Exercise passage –
+--

I’m sorry that the discussion went into areas that you didn’t answer your question and that you didn’t understand.

You use W7-64 and have an i1. I use these too, so I will try and help. I have the same .zip download from IJM as you do, but the PDF is from 2009. While the principles of checking linearisation haven’t changed, some of the software used has changed.

Back in 2009 many people used the Measure Tool to do the measurement. As you are using i1Profiler, I take it that you have a newer i1 (V2), rather than the older i1 (V1). To use i1Profiler, you need the reference file in CMYK rather than greyscale (I don’t know why, but it seems you do). You can get the files from Richard Boutwell’s blog: http://www.bwmastery.com/blog/2014/i1-profiler-and-qtr-stepwedges . Note that this post has an update and he recommends using a different workflow without a reference file. I don’t recommend following his advice, as it is too different to what you will read elsewhere. I recommend you stay with his 2014 approach.

If you want to use the TIFFs and reference files that come with QTR, then you need to download a demo version of Profilemaker 5.0.10, which allows you to use the Measure Tool, even in demo mode. I’m fairly sure that this is what IJM assumed people were using when that 2009 documentation was written. (The Measure Tool no longer works on a Mac, but it still does on Windows, so it still is an option for you if you wish to use it.) i1Profiler can do much the same thing, so long as you use a different reference file.

I hope this helps and is clear.

+--

Dataset content –
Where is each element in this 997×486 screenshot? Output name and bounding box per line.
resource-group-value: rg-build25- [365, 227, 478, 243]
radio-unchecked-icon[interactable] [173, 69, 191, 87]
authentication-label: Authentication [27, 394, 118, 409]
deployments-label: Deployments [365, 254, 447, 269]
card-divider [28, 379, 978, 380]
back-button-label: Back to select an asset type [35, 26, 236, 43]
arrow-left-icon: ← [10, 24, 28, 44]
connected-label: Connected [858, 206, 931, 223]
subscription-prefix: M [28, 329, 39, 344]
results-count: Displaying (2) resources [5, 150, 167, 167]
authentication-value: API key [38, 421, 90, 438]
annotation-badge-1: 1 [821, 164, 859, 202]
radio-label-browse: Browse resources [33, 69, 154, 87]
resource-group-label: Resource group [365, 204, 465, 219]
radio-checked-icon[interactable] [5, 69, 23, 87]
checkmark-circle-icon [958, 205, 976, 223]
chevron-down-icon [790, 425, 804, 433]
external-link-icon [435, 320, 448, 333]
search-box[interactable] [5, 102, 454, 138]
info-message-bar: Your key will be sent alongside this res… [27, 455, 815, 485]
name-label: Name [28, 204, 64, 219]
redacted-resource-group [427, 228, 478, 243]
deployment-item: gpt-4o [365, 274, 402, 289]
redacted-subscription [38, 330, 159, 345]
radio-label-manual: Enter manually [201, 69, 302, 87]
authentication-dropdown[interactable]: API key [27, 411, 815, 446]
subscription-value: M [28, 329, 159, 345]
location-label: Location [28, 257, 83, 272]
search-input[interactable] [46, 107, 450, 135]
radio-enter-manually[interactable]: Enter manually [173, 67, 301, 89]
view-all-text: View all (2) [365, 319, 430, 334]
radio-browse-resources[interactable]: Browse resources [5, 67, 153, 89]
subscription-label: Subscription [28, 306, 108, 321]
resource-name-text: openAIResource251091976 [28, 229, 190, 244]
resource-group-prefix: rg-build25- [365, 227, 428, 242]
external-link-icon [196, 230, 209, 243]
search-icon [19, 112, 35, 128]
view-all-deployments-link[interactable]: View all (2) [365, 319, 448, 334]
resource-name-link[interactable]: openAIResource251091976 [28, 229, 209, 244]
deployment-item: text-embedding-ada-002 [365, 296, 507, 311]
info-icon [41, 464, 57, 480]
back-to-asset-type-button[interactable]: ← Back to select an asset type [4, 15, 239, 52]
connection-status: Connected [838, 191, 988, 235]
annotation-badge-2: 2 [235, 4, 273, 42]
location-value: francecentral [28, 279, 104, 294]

+--

Required action 1 – Copy word for word the part of the i1Profiler post that begins with the words "Back in 2009" and ends with "his 2014 approach.".
Required action 2 –
Answer these questions from the i1Profiler post:
(a) What year is the PDF from?
(b) To use i1Profiler, what format does the reference file need to be in?
(c) Which version of Profilemaker has a demo that allows use of the Measure Tool?
The lines have nothing to do with this exercise.

Answer space 1 –
Back in 2009 many people used the Measure Tool to do the measurement. As you are using i1Profiler, I take it that you have a newer i1 (V2), rather than the older i1 (V1). To use i1Profiler, you need the reference file in CMYK rather than greyscale (I don’t know why, but it seems you do). You can get the files from Richard Boutwell’s blog: http://www.bwmastery.com/blog/2014/i1-profiler-and-qtr-stepwedges . Note that this post has an update and he recommends using a different workflow without a reference file. I don’t recommend following his advice, as it is too different to what you will read elsewhere. I recommend you stay with his 2014 approach.

Answer space 2 –
(a) 2009
(b) CMYK rather than greyscale
(c) 5.0.10